* [Written instruction]: Find the lines that contain the word "Installing" and copy each one.

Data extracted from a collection
__________

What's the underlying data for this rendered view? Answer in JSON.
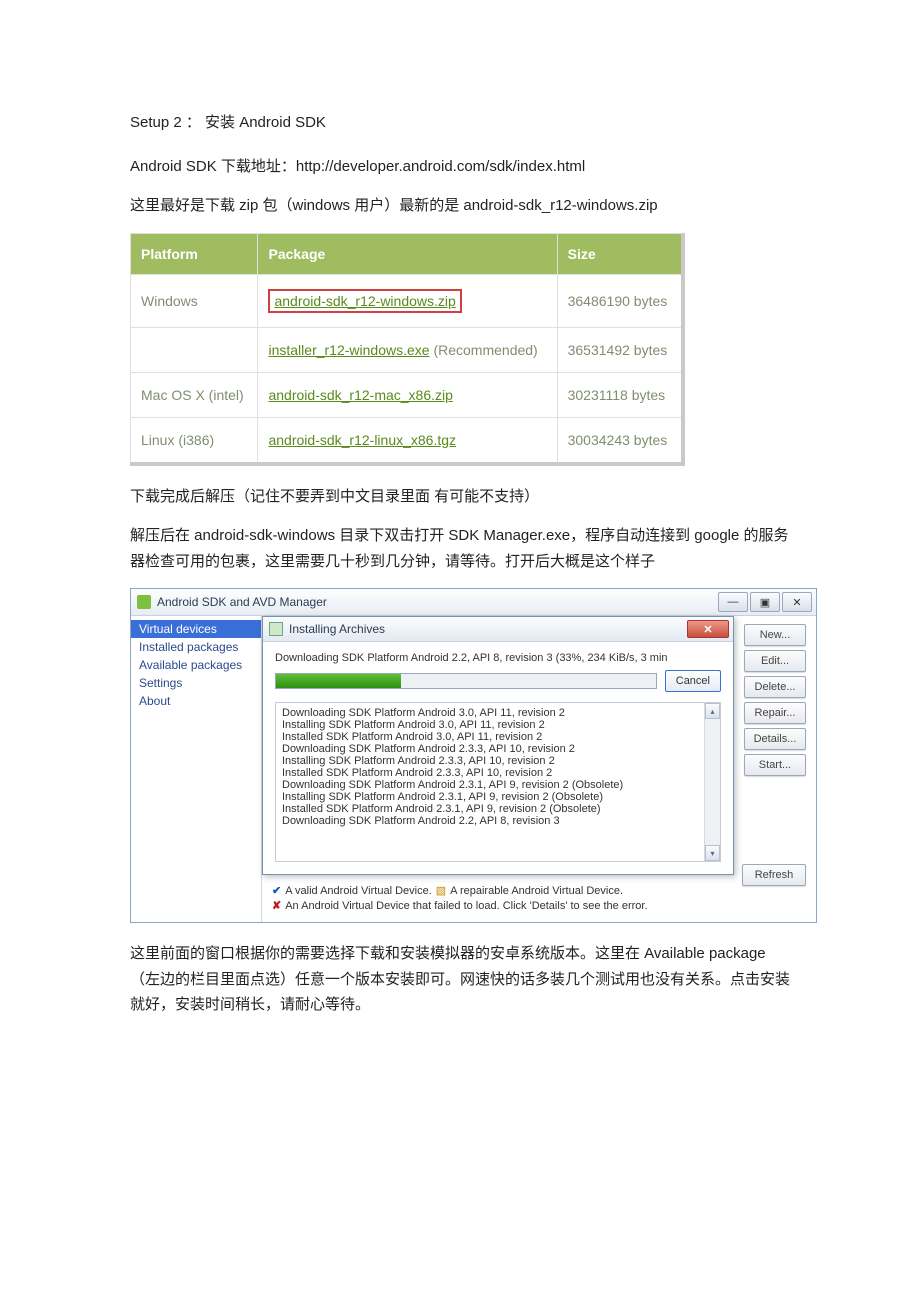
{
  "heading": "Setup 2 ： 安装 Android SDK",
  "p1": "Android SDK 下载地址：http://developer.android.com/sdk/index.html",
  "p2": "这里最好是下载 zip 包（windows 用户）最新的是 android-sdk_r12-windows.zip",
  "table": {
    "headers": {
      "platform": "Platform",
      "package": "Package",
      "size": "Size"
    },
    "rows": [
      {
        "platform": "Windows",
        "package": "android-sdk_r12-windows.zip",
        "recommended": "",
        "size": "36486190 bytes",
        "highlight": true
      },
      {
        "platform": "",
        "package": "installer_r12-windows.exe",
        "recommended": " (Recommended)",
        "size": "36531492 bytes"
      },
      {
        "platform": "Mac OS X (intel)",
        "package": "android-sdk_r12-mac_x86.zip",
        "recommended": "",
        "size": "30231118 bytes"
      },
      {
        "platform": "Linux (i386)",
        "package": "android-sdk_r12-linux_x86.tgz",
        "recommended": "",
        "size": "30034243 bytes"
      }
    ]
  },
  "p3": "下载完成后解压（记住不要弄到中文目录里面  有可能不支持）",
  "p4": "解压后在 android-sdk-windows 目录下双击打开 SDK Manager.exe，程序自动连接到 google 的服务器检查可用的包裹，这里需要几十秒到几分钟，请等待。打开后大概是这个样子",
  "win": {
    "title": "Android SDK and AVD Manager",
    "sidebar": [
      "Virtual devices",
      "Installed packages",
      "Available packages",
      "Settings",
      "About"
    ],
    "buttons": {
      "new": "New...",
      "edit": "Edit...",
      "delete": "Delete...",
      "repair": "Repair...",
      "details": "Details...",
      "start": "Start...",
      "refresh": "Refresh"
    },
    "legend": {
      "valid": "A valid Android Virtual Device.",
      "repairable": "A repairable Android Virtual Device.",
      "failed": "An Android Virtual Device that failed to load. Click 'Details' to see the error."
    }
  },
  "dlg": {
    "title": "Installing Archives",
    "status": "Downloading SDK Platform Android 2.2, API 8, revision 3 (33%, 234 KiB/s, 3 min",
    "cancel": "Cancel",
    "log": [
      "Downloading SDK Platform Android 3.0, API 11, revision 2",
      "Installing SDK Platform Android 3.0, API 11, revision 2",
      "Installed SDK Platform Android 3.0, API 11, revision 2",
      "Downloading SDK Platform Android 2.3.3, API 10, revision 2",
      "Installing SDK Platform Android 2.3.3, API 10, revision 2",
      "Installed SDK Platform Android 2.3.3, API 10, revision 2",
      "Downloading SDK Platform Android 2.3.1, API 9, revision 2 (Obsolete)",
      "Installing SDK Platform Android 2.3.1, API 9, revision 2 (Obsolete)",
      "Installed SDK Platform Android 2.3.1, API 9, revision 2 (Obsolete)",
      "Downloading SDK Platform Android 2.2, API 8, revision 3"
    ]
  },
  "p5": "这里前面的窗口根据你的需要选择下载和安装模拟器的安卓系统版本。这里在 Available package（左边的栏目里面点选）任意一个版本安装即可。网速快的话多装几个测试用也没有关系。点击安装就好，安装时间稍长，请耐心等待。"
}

__________

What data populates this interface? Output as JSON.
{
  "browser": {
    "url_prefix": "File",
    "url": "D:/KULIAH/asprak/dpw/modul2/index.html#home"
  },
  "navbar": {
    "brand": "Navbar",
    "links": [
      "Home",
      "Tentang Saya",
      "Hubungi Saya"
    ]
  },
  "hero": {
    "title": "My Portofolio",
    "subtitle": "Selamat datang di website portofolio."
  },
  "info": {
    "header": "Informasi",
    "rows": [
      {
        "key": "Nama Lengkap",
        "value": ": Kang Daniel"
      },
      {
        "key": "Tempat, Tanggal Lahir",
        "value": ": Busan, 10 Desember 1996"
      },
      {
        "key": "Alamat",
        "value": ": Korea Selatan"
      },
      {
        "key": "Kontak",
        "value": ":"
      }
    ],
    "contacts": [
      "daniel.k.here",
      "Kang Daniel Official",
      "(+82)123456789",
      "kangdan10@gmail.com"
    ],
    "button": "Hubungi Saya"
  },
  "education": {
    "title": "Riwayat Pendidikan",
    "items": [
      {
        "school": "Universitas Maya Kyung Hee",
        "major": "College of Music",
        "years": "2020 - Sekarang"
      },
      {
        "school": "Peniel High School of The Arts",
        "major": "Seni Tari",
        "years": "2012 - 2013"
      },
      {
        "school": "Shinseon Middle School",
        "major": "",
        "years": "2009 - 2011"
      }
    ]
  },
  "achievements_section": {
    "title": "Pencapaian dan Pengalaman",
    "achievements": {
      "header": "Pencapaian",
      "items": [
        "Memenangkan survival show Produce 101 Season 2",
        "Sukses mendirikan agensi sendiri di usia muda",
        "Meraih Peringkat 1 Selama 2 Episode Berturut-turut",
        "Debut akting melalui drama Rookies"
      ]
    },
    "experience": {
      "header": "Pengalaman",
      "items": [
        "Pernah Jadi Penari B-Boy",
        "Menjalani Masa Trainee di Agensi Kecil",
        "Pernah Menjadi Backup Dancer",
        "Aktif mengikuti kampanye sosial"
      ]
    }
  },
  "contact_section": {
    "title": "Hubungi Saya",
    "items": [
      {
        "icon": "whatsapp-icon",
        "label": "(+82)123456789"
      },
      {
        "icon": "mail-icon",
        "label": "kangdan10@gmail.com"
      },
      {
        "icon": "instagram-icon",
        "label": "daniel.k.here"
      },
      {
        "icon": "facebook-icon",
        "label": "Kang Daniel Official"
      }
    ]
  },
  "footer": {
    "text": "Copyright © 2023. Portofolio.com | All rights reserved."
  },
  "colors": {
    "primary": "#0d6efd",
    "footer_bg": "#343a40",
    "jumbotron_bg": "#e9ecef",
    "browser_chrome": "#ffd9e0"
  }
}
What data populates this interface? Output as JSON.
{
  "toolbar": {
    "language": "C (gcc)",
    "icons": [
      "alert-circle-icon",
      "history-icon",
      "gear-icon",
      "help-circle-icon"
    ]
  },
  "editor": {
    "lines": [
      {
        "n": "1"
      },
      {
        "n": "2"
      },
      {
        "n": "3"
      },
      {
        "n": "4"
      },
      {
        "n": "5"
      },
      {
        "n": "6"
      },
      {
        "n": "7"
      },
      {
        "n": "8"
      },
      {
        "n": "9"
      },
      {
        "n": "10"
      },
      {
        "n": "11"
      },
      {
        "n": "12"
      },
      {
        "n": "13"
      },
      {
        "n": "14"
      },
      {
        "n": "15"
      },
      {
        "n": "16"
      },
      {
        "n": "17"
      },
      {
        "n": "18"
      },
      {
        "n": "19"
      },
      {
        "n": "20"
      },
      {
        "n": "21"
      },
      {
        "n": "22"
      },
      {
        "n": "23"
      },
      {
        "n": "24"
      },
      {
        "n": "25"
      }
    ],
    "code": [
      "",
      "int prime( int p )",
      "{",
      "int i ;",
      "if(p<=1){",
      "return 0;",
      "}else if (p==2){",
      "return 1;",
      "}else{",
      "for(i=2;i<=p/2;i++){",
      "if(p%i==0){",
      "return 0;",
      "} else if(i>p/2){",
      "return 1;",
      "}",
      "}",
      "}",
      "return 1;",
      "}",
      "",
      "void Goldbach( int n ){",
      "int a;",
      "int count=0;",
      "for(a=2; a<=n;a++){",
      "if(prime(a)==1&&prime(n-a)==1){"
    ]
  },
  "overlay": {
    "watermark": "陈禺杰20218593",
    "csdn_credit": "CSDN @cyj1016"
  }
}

__________

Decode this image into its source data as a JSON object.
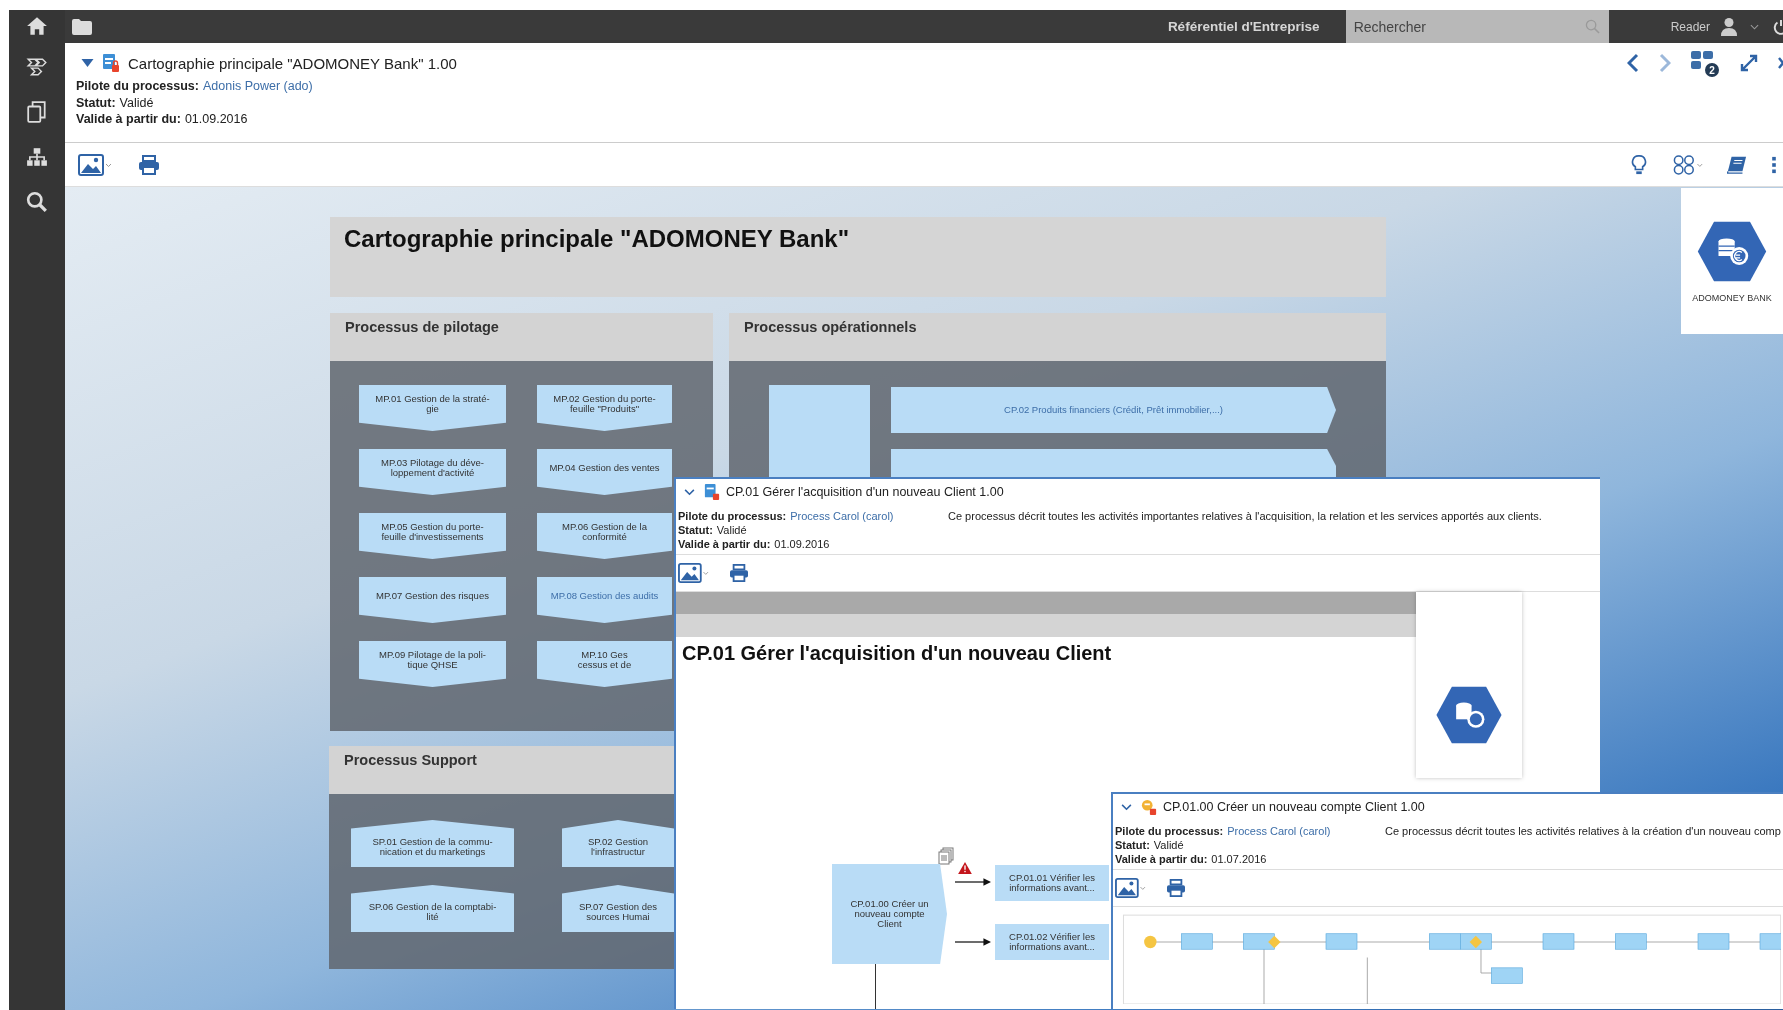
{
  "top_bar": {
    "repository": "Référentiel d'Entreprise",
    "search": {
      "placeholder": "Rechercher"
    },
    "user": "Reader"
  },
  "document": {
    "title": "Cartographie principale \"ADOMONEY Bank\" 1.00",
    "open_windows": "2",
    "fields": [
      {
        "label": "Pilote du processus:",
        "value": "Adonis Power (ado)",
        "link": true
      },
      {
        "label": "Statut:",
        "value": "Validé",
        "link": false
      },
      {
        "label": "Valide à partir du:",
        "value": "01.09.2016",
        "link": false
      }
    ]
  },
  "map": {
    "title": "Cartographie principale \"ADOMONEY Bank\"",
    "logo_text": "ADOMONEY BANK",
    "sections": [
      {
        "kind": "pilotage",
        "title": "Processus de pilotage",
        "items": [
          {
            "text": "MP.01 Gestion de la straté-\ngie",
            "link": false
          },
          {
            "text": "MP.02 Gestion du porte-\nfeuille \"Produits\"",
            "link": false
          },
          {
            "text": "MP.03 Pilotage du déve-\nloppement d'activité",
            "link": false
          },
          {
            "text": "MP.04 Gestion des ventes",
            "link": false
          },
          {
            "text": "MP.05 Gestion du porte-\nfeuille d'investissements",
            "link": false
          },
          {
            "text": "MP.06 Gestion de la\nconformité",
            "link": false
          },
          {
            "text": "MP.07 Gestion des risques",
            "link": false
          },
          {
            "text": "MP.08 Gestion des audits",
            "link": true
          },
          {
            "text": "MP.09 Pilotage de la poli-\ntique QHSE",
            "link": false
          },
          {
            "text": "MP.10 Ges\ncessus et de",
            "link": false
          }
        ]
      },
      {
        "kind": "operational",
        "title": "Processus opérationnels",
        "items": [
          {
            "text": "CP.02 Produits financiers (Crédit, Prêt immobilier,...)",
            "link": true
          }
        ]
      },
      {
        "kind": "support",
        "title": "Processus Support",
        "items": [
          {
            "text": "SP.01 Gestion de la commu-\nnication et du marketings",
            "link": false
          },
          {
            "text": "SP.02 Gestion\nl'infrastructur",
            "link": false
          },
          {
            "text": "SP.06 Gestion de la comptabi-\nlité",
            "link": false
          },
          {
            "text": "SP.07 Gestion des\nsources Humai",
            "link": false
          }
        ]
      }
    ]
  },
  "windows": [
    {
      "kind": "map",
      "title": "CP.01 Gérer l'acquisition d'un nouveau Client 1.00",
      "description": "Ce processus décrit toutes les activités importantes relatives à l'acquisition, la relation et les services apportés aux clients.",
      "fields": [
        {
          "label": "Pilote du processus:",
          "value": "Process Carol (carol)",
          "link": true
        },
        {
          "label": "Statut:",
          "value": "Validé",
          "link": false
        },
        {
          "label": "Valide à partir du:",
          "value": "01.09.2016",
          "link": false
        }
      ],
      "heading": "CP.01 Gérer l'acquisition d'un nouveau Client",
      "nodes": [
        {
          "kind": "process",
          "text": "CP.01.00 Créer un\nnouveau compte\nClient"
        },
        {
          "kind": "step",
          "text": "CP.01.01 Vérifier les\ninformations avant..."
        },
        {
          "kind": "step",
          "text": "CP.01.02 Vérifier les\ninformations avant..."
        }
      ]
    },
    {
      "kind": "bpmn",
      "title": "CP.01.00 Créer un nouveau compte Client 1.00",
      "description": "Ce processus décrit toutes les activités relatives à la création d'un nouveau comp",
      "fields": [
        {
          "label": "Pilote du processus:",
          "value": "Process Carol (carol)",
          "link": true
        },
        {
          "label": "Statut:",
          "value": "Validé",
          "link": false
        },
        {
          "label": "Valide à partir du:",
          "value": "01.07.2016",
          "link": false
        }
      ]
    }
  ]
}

__________

* [Exercise output]:
    "title": "Installing Archives",
      "Installing SDK Platform Android 3.0, API 11, revision 2",
      "Installing SDK Platform Android 2.3.3, API 10, revision 2",
      "Installing SDK Platform Android 2.3.1, API 9, revision 2 (Obsolete)",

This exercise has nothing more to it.